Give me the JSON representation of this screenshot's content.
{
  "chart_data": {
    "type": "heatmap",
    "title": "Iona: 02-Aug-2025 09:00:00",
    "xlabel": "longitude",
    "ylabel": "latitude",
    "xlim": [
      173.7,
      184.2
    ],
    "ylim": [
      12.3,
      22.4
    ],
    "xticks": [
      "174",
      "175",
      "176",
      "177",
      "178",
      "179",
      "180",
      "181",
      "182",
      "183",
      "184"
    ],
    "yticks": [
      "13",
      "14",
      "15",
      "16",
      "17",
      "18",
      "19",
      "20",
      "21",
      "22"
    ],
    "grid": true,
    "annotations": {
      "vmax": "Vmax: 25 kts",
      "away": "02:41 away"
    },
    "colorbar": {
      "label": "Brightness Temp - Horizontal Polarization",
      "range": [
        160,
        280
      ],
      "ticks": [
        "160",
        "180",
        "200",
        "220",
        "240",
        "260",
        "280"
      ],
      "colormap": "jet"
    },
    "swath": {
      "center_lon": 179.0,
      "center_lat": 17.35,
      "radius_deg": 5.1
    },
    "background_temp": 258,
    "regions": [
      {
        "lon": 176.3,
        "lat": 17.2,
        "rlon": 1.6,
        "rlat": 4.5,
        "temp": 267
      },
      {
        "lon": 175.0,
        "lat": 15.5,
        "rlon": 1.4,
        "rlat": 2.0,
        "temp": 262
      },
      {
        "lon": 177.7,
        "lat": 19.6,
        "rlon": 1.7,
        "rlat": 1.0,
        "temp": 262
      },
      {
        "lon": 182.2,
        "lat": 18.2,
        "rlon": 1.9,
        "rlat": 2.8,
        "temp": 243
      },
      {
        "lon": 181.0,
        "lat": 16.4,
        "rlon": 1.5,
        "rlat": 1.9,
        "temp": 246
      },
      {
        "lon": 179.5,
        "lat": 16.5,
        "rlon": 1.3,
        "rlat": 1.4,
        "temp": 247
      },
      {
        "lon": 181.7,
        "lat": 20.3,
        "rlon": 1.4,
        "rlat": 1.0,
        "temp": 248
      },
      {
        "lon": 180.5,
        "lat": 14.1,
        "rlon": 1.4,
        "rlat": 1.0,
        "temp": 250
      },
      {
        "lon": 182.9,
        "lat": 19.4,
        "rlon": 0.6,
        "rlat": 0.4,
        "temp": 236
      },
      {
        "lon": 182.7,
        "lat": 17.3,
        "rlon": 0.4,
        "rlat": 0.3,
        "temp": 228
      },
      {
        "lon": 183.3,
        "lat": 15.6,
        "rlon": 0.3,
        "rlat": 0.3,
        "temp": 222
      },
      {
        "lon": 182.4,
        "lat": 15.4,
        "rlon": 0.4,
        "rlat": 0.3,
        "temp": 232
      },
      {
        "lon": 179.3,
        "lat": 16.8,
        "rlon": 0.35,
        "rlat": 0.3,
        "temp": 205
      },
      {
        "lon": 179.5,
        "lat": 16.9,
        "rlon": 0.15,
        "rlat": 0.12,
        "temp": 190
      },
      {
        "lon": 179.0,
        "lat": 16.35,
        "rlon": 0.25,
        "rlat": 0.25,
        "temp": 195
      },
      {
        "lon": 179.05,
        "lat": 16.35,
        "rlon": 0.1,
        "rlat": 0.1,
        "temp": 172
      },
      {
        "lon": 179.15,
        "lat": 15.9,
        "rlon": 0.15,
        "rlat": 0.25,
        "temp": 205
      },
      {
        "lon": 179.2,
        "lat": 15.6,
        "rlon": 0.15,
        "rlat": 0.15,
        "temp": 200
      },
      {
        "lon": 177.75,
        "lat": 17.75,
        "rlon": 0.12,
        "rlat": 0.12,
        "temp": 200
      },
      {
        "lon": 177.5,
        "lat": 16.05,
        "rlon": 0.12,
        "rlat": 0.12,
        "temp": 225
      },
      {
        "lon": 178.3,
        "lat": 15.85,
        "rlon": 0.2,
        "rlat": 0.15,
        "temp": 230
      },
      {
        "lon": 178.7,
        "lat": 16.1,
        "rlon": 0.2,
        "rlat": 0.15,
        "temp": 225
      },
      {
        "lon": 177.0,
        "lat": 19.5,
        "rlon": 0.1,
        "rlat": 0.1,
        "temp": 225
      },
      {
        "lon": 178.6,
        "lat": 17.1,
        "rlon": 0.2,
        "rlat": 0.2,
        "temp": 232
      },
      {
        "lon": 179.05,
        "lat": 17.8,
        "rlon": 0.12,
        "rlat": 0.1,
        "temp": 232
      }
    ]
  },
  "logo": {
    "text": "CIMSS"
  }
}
+ + + +
Stated problem: Every entry should be output exactly as written, please.

Full output:
Give me the JSON representation of this screenshot's content.
{
  "chart_data": {
    "type": "heatmap",
    "title": "Iona: 02-Aug-2025 09:00:00",
    "xlabel": "longitude",
    "ylabel": "latitude",
    "xlim": [
      173.7,
      184.2
    ],
    "ylim": [
      12.3,
      22.4
    ],
    "xticks": [
      "174",
      "175",
      "176",
      "177",
      "178",
      "179",
      "180",
      "181",
      "182",
      "183",
      "184"
    ],
    "yticks": [
      "13",
      "14",
      "15",
      "16",
      "17",
      "18",
      "19",
      "20",
      "21",
      "22"
    ],
    "grid": true,
    "annotations": {
      "vmax": "Vmax: 25 kts",
      "away": "02:41 away"
    },
    "colorbar": {
      "label": "Brightness Temp - Horizontal Polarization",
      "range": [
        160,
        280
      ],
      "ticks": [
        "160",
        "180",
        "200",
        "220",
        "240",
        "260",
        "280"
      ],
      "colormap": "jet"
    },
    "swath": {
      "center_lon": 179.0,
      "center_lat": 17.35,
      "radius_deg": 5.1
    },
    "background_temp": 258,
    "regions": [
      {
        "lon": 176.3,
        "lat": 17.2,
        "rlon": 1.6,
        "rlat": 4.5,
        "temp": 267
      },
      {
        "lon": 175.0,
        "lat": 15.5,
        "rlon": 1.4,
        "rlat": 2.0,
        "temp": 262
      },
      {
        "lon": 177.7,
        "lat": 19.6,
        "rlon": 1.7,
        "rlat": 1.0,
        "temp": 262
      },
      {
        "lon": 182.2,
        "lat": 18.2,
        "rlon": 1.9,
        "rlat": 2.8,
        "temp": 243
      },
      {
        "lon": 181.0,
        "lat": 16.4,
        "rlon": 1.5,
        "rlat": 1.9,
        "temp": 246
      },
      {
        "lon": 179.5,
        "lat": 16.5,
        "rlon": 1.3,
        "rlat": 1.4,
        "temp": 247
      },
      {
        "lon": 181.7,
        "lat": 20.3,
        "rlon": 1.4,
        "rlat": 1.0,
        "temp": 248
      },
      {
        "lon": 180.5,
        "lat": 14.1,
        "rlon": 1.4,
        "rlat": 1.0,
        "temp": 250
      },
      {
        "lon": 182.9,
        "lat": 19.4,
        "rlon": 0.6,
        "rlat": 0.4,
        "temp": 236
      },
      {
        "lon": 182.7,
        "lat": 17.3,
        "rlon": 0.4,
        "rlat": 0.3,
        "temp": 228
      },
      {
        "lon": 183.3,
        "lat": 15.6,
        "rlon": 0.3,
        "rlat": 0.3,
        "temp": 222
      },
      {
        "lon": 182.4,
        "lat": 15.4,
        "rlon": 0.4,
        "rlat": 0.3,
        "temp": 232
      },
      {
        "lon": 179.3,
        "lat": 16.8,
        "rlon": 0.35,
        "rlat": 0.3,
        "temp": 205
      },
      {
        "lon": 179.5,
        "lat": 16.9,
        "rlon": 0.15,
        "rlat": 0.12,
        "temp": 190
      },
      {
        "lon": 179.0,
        "lat": 16.35,
        "rlon": 0.25,
        "rlat": 0.25,
        "temp": 195
      },
      {
        "lon": 179.05,
        "lat": 16.35,
        "rlon": 0.1,
        "rlat": 0.1,
        "temp": 172
      },
      {
        "lon": 179.15,
        "lat": 15.9,
        "rlon": 0.15,
        "rlat": 0.25,
        "temp": 205
      },
      {
        "lon": 179.2,
        "lat": 15.6,
        "rlon": 0.15,
        "rlat": 0.15,
        "temp": 200
      },
      {
        "lon": 177.75,
        "lat": 17.75,
        "rlon": 0.12,
        "rlat": 0.12,
        "temp": 200
      },
      {
        "lon": 177.5,
        "lat": 16.05,
        "rlon": 0.12,
        "rlat": 0.12,
        "temp": 225
      },
      {
        "lon": 178.3,
        "lat": 15.85,
        "rlon": 0.2,
        "rlat": 0.15,
        "temp": 230
      },
      {
        "lon": 178.7,
        "lat": 16.1,
        "rlon": 0.2,
        "rlat": 0.15,
        "temp": 225
      },
      {
        "lon": 177.0,
        "lat": 19.5,
        "rlon": 0.1,
        "rlat": 0.1,
        "temp": 225
      },
      {
        "lon": 178.6,
        "lat": 17.1,
        "rlon": 0.2,
        "rlat": 0.2,
        "temp": 232
      },
      {
        "lon": 179.05,
        "lat": 17.8,
        "rlon": 0.12,
        "rlat": 0.1,
        "temp": 232
      }
    ]
  },
  "logo": {
    "text": "CIMSS"
  }
}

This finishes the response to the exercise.